WHAT TO WORK ON:
Show each line of the data below that has the string "实施分层管理" in it.

DATA SHOWN:

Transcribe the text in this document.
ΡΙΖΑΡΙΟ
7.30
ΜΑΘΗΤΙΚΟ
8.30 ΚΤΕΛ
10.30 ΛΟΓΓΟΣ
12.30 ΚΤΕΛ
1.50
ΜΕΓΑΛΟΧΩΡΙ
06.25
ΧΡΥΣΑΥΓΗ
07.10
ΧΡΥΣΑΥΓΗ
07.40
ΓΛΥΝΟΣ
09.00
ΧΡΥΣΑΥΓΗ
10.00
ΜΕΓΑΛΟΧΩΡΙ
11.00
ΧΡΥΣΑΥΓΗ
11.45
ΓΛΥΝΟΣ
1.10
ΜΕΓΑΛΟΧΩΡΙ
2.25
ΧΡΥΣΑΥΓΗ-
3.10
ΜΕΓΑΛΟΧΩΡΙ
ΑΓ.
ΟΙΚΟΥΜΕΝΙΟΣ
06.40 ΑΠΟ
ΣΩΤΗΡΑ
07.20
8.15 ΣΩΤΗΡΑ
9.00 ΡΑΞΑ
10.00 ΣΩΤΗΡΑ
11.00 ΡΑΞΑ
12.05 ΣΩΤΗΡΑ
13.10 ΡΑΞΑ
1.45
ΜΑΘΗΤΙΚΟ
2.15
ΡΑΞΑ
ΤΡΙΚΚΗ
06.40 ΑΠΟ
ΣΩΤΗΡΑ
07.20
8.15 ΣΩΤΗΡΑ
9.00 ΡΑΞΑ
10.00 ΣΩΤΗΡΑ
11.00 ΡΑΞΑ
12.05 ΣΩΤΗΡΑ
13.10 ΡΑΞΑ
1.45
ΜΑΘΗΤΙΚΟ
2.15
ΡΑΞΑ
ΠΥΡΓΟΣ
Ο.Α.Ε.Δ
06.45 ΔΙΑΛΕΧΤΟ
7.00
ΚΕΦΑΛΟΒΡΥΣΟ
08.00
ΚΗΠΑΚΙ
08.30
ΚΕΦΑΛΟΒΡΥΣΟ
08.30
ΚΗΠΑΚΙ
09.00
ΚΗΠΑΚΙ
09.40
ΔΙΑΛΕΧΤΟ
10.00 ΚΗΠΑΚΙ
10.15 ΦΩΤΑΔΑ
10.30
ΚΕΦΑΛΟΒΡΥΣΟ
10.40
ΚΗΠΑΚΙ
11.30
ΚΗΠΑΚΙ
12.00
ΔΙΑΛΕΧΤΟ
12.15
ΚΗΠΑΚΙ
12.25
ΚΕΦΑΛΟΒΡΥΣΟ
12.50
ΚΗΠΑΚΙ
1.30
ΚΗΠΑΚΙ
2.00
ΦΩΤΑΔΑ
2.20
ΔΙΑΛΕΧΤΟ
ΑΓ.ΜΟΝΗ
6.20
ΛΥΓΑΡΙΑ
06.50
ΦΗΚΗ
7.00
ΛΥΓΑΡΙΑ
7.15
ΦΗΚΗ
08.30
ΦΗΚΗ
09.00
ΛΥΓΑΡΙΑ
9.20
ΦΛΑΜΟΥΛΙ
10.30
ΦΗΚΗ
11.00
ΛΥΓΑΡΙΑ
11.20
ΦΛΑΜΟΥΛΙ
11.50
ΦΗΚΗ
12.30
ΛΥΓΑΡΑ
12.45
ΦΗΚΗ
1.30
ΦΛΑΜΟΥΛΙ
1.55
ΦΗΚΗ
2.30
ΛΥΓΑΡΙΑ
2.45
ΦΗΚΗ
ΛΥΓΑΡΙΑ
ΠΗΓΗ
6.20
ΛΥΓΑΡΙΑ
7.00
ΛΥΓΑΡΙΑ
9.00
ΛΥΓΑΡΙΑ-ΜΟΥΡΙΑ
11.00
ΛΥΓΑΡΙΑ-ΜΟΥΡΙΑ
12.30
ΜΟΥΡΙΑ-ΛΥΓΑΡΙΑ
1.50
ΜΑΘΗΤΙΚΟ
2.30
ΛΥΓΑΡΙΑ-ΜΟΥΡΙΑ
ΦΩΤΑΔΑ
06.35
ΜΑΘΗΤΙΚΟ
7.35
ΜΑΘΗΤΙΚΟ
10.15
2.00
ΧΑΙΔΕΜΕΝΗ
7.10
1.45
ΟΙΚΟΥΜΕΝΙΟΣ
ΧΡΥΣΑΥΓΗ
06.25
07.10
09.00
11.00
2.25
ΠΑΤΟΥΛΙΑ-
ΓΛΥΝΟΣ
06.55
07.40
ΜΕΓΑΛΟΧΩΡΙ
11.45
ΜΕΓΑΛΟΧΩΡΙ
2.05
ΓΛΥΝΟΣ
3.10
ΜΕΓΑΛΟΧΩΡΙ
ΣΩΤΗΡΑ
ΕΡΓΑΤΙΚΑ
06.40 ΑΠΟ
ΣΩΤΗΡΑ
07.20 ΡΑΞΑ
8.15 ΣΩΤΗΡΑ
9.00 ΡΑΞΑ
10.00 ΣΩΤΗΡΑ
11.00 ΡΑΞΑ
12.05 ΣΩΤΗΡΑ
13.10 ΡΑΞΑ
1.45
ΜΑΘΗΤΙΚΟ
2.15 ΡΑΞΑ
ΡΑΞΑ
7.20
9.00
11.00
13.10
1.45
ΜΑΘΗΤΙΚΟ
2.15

...

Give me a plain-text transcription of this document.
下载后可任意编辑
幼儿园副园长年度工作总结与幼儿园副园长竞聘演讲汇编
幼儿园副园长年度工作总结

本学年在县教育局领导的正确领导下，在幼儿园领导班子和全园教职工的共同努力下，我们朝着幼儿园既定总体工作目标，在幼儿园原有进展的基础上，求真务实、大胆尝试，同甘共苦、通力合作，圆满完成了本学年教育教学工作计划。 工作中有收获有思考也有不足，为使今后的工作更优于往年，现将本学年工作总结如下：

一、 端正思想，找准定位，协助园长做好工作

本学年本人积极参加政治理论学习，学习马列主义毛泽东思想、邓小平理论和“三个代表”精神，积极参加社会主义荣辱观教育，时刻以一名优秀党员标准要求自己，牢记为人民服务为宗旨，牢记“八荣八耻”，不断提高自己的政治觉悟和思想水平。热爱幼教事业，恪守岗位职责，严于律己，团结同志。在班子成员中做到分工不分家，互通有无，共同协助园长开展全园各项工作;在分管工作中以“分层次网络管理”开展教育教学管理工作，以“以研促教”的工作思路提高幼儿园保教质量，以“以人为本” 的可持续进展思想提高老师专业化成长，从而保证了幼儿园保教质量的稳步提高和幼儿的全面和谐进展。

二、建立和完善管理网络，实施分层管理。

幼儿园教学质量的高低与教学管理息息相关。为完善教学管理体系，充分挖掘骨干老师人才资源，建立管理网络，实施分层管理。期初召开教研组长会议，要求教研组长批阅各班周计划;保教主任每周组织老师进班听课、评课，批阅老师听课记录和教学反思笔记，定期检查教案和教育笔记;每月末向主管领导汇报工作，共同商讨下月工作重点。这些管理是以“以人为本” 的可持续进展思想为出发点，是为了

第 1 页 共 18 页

EXERCISE RESPONSE:
二、建立和完善管理网络，实施分层管理。
幼儿园教学质量的高低与教学管理息息相关。为完善教学管理体系，充分挖掘骨干老师人才资源，建立管理网络，实施分层管理。期初召开教研组长会议，要求教研组长批阅各班周计划;保教主任每周组织老师进班听课、评课，批阅老师听课记录和教学反思笔记，定期检查教案和教育笔记;每月末向主管领导汇报工作，共同商讨下月工作重点。这些管理是以“以人为本” 的可持续进展思想为出发点，是为了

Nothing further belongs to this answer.